▶ _WORK TO COMPLETE_: Find the lines in the records that carry the word "seine". Copy each one.

[GIVEN ENTRIES Boundary: Start]

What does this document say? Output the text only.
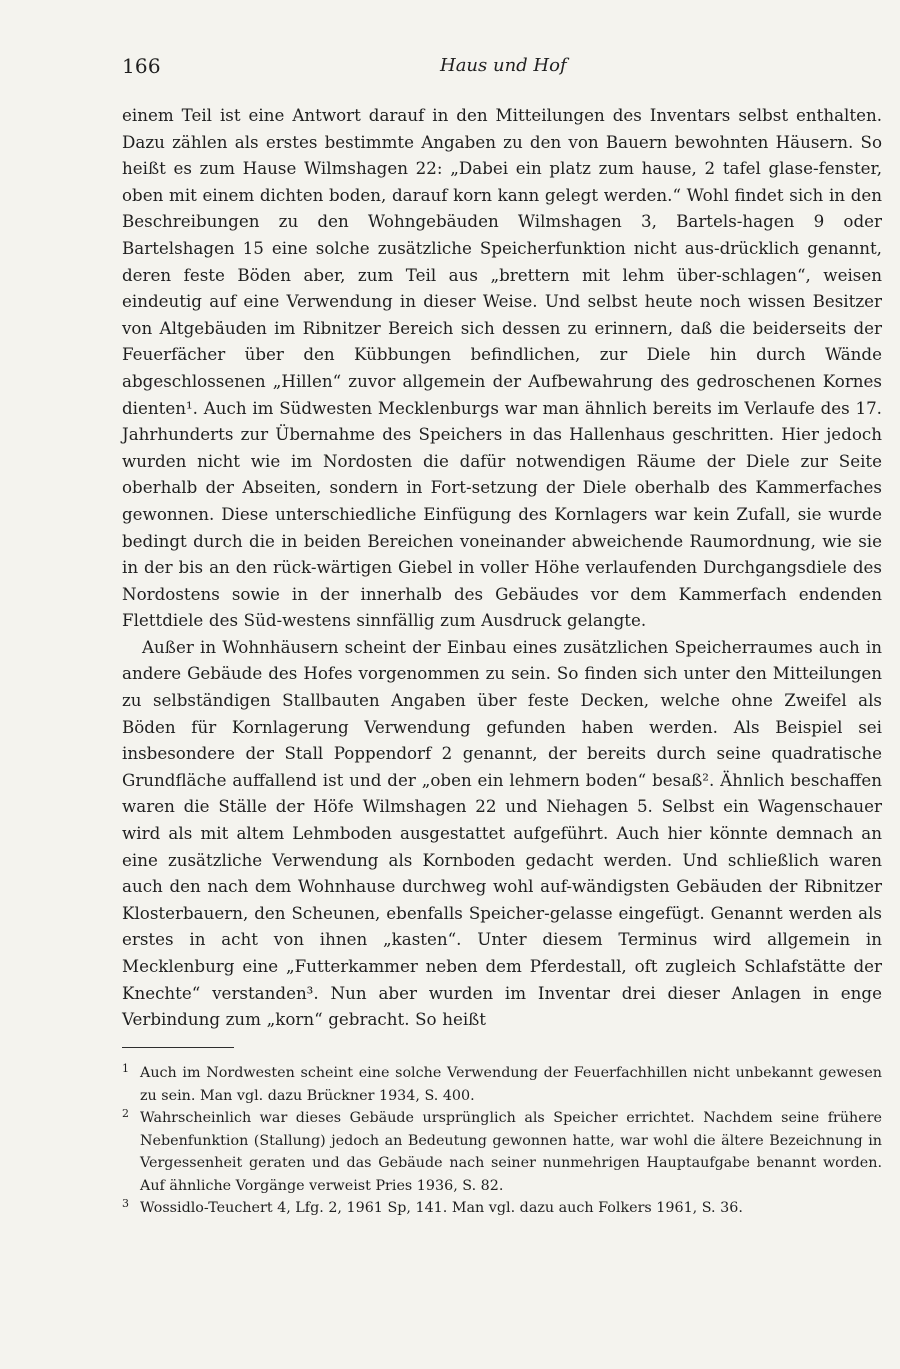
166	Haus und Hof

einem Teil ist eine Antwort darauf in den Mitteilungen des Inventars selbst enthalten. Dazu zählen als erstes bestimmte Angaben zu den von Bauern bewohnten Häusern. So heißt es zum Hause Wilmshagen 22: „Dabei ein platz zum hause, 2 tafel glase-fenster, oben mit einem dichten boden, darauf korn kann gelegt werden.“ Wohl findet sich in den Beschreibungen zu den Wohngebäuden Wilmshagen 3, Bartels-hagen 9 oder Bartelshagen 15 eine solche zusätzliche Speicherfunktion nicht aus-drücklich genannt, deren feste Böden aber, zum Teil aus „brettern mit lehm über-schlagen“, weisen eindeutig auf eine Verwendung in dieser Weise. Und selbst heute noch wissen Besitzer von Altgebäuden im Ribnitzer Bereich sich dessen zu erinnern, daß die beiderseits der Feuerfächer über den Kübbungen befindlichen, zur Diele hin durch Wände abgeschlossenen „Hillen“ zuvor allgemein der Aufbewahrung des gedroschenen Kornes dienten¹. Auch im Südwesten Mecklenburgs war man ähnlich bereits im Verlaufe des 17. Jahrhunderts zur Übernahme des Speichers in das Hallenhaus geschritten. Hier jedoch wurden nicht wie im Nordosten die dafür notwendigen Räume der Diele zur Seite oberhalb der Abseiten, sondern in Fort-setzung der Diele oberhalb des Kammerfaches gewonnen. Diese unterschiedliche Einfügung des Kornlagers war kein Zufall, sie wurde bedingt durch die in beiden Bereichen voneinander abweichende Raumordnung, wie sie in der bis an den rück-wärtigen Giebel in voller Höhe verlaufenden Durchgangsdiele des Nordostens sowie in der innerhalb des Gebäudes vor dem Kammerfach endenden Flettdiele des Süd-westens sinnfällig zum Ausdruck gelangte.

Außer in Wohnhäusern scheint der Einbau eines zusätzlichen Speicherraumes auch in andere Gebäude des Hofes vorgenommen zu sein. So finden sich unter den Mitteilungen zu selbständigen Stallbauten Angaben über feste Decken, welche ohne Zweifel als Böden für Kornlagerung Verwendung gefunden haben werden. Als Beispiel sei insbesondere der Stall Poppendorf 2 genannt, der bereits durch seine quadratische Grundfläche auffallend ist und der „oben ein lehmern boden“ besaß². Ähnlich beschaffen waren die Ställe der Höfe Wilmshagen 22 und Niehagen 5. Selbst ein Wagenschauer wird als mit altem Lehmboden ausgestattet aufgeführt. Auch hier könnte demnach an eine zusätzliche Verwendung als Kornboden gedacht werden. Und schließlich waren auch den nach dem Wohnhause durchweg wohl auf-wändigsten Gebäuden der Ribnitzer Klosterbauern, den Scheunen, ebenfalls Speicher-gelasse eingefügt. Genannt werden als erstes in acht von ihnen „kasten“. Unter diesem Terminus wird allgemein in Mecklenburg eine „Futterkammer neben dem Pferdestall, oft zugleich Schlafstätte der Knechte“ verstanden³. Nun aber wurden im Inventar drei dieser Anlagen in enge Verbindung zum „korn“ gebracht. So heißt

1 Auch im Nordwesten scheint eine solche Verwendung der Feuerfachhillen nicht unbekannt gewesen zu sein. Man vgl. dazu Brückner 1934, S. 400.

2 Wahrscheinlich war dieses Gebäude ursprünglich als Speicher errichtet. Nachdem seine frühere Nebenfunktion (Stallung) jedoch an Bedeutung gewonnen hatte, war wohl die ältere Bezeichnung in Vergessenheit geraten und das Gebäude nach seiner nunmehrigen Hauptaufgabe benannt worden. Auf ähnliche Vorgänge verweist Pries 1936, S. 82.

3 Wossidlo-Teuchert 4, Lfg. 2, 1961 Sp, 141. Man vgl. dazu auch Folkers 1961, S. 36.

[GIVEN ENTRIES Boundary: End]

▶ _YOUR RESPONSE_:
Außer in Wohnhäusern scheint der Einbau eines zusätzlichen Speicherraumes auch in andere Gebäude des Hofes vorgenommen zu sein. So finden sich unter den Mitteilungen zu selbständigen Stallbauten Angaben über feste Decken, welche ohne Zweifel als Böden für Kornlagerung Verwendung gefunden haben werden. Als Beispiel sei insbesondere der Stall Poppendorf 2 genannt, der bereits durch seine quadratische Grundfläche auffallend ist und der „oben ein lehmern boden“ besaß². Ähnlich beschaffen waren die Ställe der Höfe Wilmshagen 22 und Niehagen 5. Selbst ein Wagenschauer wird als mit altem Lehmboden ausgestattet aufgeführt. Auch hier könnte demnach an eine zusätzliche Verwendung als Kornboden gedacht werden. Und schließlich waren auch den nach dem Wohnhause durchweg wohl auf-wändigsten Gebäuden der Ribnitzer Klosterbauern, den Scheunen, ebenfalls Speicher-gelasse eingefügt. Genannt werden als erstes in acht von ihnen „kasten“. Unter diesem Terminus wird allgemein in Mecklenburg eine „Futterkammer neben dem Pferdestall, oft zugleich Schlafstätte der Knechte“ verstanden³. Nun aber wurden im Inventar drei dieser Anlagen in enge Verbindung zum „korn“ gebracht. So heißt
2 Wahrscheinlich war dieses Gebäude ursprünglich als Speicher errichtet. Nachdem seine frühere Nebenfunktion (Stallung) jedoch an Bedeutung gewonnen hatte, war wohl die ältere Bezeichnung in Vergessenheit geraten und das Gebäude nach seiner nunmehrigen Hauptaufgabe benannt worden. Auf ähnliche Vorgänge verweist Pries 1936, S. 82.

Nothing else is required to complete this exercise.